Begin

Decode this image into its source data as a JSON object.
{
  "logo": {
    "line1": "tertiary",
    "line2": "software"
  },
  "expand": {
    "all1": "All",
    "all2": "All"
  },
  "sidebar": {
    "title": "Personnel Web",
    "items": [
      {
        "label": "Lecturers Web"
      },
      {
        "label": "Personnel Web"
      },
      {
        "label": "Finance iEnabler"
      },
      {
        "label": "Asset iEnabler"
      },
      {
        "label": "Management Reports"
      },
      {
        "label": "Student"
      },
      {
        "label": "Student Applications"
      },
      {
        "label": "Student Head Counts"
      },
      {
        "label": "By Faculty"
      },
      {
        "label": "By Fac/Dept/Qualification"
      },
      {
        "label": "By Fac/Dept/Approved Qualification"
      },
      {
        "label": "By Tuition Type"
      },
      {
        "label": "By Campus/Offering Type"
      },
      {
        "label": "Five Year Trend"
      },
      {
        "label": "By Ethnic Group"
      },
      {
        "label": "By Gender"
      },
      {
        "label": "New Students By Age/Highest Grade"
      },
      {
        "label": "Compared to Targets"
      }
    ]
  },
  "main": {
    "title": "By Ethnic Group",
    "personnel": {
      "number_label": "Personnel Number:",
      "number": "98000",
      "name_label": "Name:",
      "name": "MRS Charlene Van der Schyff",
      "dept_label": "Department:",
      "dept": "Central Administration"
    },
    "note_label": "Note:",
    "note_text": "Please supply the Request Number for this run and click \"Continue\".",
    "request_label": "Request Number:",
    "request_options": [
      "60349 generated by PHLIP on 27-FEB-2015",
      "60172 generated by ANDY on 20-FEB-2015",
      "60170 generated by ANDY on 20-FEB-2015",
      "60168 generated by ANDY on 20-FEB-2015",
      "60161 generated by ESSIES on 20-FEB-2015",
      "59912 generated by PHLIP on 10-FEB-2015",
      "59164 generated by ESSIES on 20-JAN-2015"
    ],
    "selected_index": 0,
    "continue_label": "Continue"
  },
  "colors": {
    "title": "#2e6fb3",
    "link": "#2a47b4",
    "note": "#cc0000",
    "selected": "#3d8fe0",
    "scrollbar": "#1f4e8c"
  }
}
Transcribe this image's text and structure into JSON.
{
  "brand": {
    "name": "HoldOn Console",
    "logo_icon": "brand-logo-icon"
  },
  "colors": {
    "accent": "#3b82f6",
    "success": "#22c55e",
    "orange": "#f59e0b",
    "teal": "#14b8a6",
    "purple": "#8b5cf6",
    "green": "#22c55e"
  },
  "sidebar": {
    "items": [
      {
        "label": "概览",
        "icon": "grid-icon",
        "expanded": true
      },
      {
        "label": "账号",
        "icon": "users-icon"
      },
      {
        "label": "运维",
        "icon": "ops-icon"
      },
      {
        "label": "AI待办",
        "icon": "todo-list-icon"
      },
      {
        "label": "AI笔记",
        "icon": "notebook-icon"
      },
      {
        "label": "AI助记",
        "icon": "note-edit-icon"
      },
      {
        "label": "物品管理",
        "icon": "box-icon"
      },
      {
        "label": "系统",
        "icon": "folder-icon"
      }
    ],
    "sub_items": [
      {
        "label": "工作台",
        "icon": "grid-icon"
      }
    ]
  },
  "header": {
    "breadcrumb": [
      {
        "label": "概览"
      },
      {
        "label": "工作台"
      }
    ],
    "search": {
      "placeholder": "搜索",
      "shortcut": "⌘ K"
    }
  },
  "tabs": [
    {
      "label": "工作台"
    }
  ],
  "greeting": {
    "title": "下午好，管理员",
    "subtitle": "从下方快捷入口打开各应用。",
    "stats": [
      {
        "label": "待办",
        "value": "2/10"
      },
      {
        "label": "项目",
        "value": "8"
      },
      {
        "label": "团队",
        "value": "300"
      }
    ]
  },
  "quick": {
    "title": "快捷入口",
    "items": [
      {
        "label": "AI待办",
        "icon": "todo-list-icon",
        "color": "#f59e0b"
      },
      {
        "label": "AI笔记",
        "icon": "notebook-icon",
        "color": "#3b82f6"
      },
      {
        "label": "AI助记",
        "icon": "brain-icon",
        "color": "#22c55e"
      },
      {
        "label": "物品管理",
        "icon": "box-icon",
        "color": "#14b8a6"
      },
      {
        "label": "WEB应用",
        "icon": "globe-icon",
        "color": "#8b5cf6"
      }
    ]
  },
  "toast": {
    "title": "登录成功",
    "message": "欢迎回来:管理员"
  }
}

End

### Exercise prompt
Copy out every line of the listing that contains the string "Continue".

### Solution to this task
    "note_text": "Please supply the Request Number for this run and click \"Continue\".",
    "continue_label": "Continue"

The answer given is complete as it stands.